**What is needed**
Identify all lines in the listing that include the word "this", and copy them out.

**Extracted material**
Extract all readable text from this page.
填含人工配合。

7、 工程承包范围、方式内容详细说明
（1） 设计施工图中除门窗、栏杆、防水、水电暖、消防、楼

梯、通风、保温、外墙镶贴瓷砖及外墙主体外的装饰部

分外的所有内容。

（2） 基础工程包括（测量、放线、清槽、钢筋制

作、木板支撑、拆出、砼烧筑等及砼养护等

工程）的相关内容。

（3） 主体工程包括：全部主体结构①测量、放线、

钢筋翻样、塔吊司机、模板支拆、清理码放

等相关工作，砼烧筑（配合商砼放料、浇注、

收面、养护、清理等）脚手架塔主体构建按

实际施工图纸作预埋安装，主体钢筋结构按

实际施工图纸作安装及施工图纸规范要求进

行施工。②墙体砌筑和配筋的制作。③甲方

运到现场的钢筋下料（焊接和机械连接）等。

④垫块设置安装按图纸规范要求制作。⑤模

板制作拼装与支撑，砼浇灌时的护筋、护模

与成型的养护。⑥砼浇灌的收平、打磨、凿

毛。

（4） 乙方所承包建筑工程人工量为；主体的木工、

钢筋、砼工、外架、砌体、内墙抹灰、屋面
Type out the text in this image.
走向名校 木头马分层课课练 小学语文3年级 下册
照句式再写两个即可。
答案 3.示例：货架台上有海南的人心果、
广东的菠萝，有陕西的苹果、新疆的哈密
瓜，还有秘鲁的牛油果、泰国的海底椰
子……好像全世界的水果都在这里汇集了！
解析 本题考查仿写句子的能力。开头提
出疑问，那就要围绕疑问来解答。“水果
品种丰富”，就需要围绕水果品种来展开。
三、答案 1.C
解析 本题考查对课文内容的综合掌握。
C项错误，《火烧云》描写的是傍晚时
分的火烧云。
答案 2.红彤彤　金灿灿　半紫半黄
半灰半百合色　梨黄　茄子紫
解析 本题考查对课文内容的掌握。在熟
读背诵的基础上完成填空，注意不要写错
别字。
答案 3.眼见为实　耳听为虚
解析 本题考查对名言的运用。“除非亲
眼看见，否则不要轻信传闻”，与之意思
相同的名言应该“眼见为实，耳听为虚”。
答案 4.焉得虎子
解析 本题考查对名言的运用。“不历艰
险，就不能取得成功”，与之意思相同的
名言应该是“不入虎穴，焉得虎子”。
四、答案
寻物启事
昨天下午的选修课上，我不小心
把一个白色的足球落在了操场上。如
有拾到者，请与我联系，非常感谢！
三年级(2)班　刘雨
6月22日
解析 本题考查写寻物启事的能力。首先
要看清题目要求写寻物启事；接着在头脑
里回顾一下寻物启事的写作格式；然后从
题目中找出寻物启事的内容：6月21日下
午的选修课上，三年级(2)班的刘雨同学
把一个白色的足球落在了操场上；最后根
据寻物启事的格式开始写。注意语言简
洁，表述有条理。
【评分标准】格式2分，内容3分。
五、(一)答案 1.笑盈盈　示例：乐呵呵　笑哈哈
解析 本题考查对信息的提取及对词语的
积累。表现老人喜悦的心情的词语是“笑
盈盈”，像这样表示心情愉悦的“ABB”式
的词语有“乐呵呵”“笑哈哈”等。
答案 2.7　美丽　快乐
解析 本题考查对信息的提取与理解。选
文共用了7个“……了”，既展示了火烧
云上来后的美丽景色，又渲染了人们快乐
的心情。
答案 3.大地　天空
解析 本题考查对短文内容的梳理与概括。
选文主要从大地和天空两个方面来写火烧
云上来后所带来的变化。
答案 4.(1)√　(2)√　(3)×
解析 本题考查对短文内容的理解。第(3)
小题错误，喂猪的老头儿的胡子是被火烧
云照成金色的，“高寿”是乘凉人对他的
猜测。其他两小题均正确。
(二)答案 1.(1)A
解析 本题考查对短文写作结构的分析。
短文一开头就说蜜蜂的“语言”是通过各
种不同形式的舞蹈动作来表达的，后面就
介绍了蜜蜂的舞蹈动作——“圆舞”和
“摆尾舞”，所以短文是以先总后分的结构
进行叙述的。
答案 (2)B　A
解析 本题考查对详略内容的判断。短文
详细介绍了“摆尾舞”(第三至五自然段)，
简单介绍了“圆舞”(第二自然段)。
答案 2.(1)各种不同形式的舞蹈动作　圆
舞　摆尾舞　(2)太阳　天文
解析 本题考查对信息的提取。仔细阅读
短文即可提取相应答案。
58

**Finished exercise**
Extract all readable text from this page.
Type out the text in this image.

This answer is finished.